▶ [Instruction] The records underneath are to be repeated exactly, with the pictures left out.

[Start Given records]

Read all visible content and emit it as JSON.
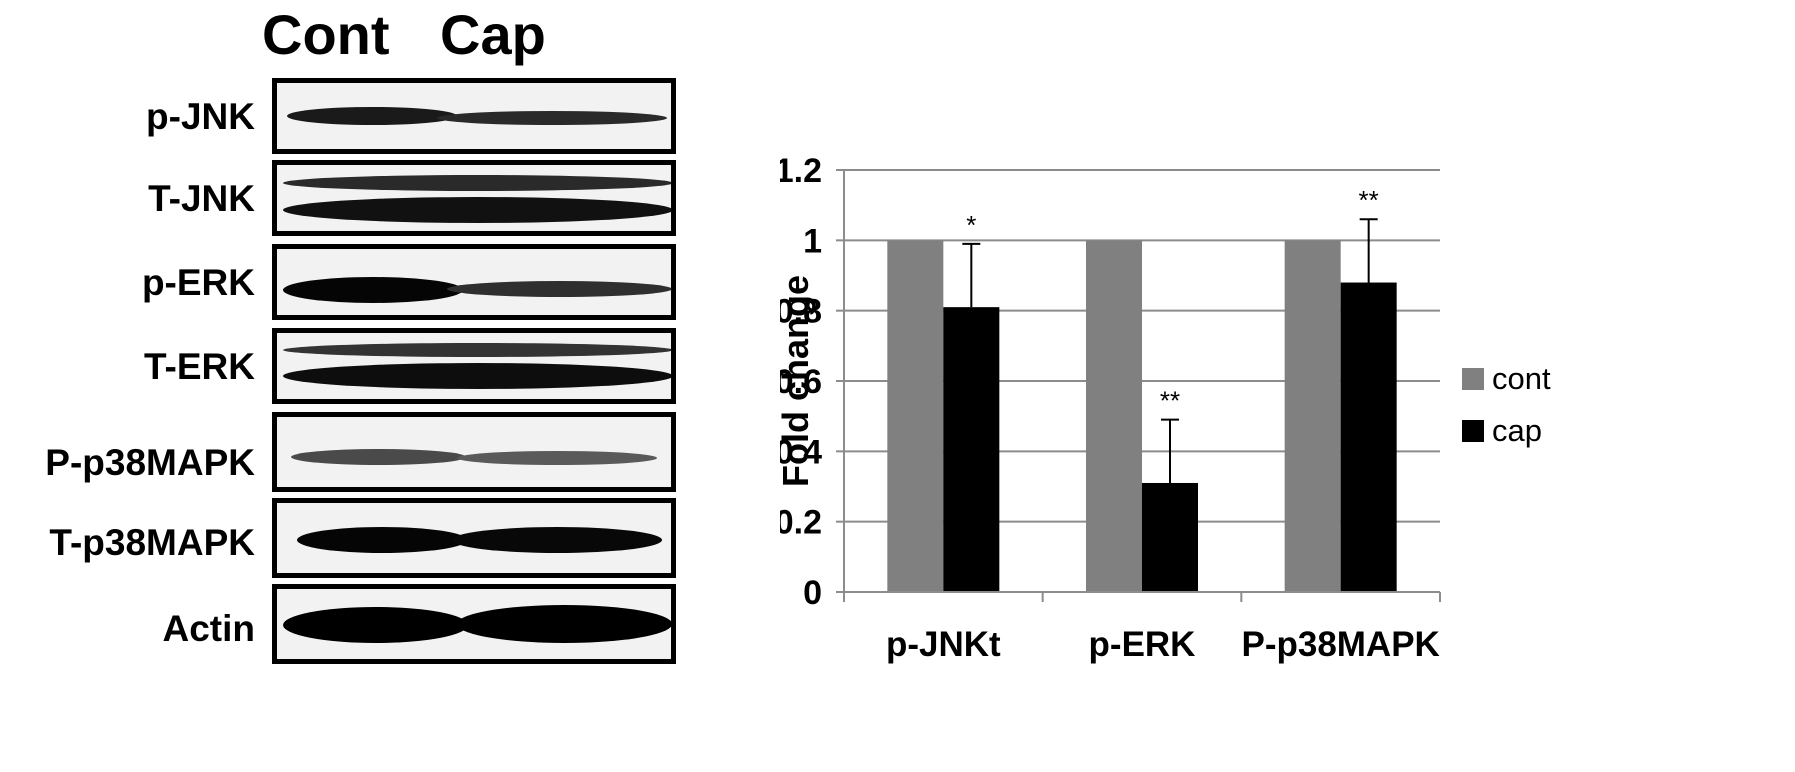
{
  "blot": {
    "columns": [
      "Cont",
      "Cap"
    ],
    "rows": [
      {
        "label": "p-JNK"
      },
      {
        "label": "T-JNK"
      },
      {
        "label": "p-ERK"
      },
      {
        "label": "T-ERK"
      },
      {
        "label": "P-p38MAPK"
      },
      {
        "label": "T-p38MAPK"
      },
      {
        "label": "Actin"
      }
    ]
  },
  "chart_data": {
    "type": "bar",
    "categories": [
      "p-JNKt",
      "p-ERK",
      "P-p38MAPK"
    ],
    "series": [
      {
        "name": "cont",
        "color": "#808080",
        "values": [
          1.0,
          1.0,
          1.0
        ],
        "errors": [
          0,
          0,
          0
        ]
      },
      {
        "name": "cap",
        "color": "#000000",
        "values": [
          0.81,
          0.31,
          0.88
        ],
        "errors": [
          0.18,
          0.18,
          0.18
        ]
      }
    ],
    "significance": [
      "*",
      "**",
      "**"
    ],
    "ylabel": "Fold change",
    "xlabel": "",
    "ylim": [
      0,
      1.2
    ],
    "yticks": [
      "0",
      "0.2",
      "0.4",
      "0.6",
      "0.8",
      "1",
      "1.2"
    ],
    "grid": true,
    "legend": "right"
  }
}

[End Given records]

▶ [Reply]
Read all visible content and emit it as JSON.
{
  "blot": {
    "columns": [
      "Cont",
      "Cap"
    ],
    "rows": [
      {
        "label": "p-JNK"
      },
      {
        "label": "T-JNK"
      },
      {
        "label": "p-ERK"
      },
      {
        "label": "T-ERK"
      },
      {
        "label": "P-p38MAPK"
      },
      {
        "label": "T-p38MAPK"
      },
      {
        "label": "Actin"
      }
    ]
  },
  "chart_data": {
    "type": "bar",
    "categories": [
      "p-JNKt",
      "p-ERK",
      "P-p38MAPK"
    ],
    "series": [
      {
        "name": "cont",
        "color": "#808080",
        "values": [
          1.0,
          1.0,
          1.0
        ],
        "errors": [
          0,
          0,
          0
        ]
      },
      {
        "name": "cap",
        "color": "#000000",
        "values": [
          0.81,
          0.31,
          0.88
        ],
        "errors": [
          0.18,
          0.18,
          0.18
        ]
      }
    ],
    "significance": [
      "*",
      "**",
      "**"
    ],
    "ylabel": "Fold change",
    "xlabel": "",
    "ylim": [
      0,
      1.2
    ],
    "yticks": [
      "0",
      "0.2",
      "0.4",
      "0.6",
      "0.8",
      "1",
      "1.2"
    ],
    "grid": true,
    "legend": "right"
  }
}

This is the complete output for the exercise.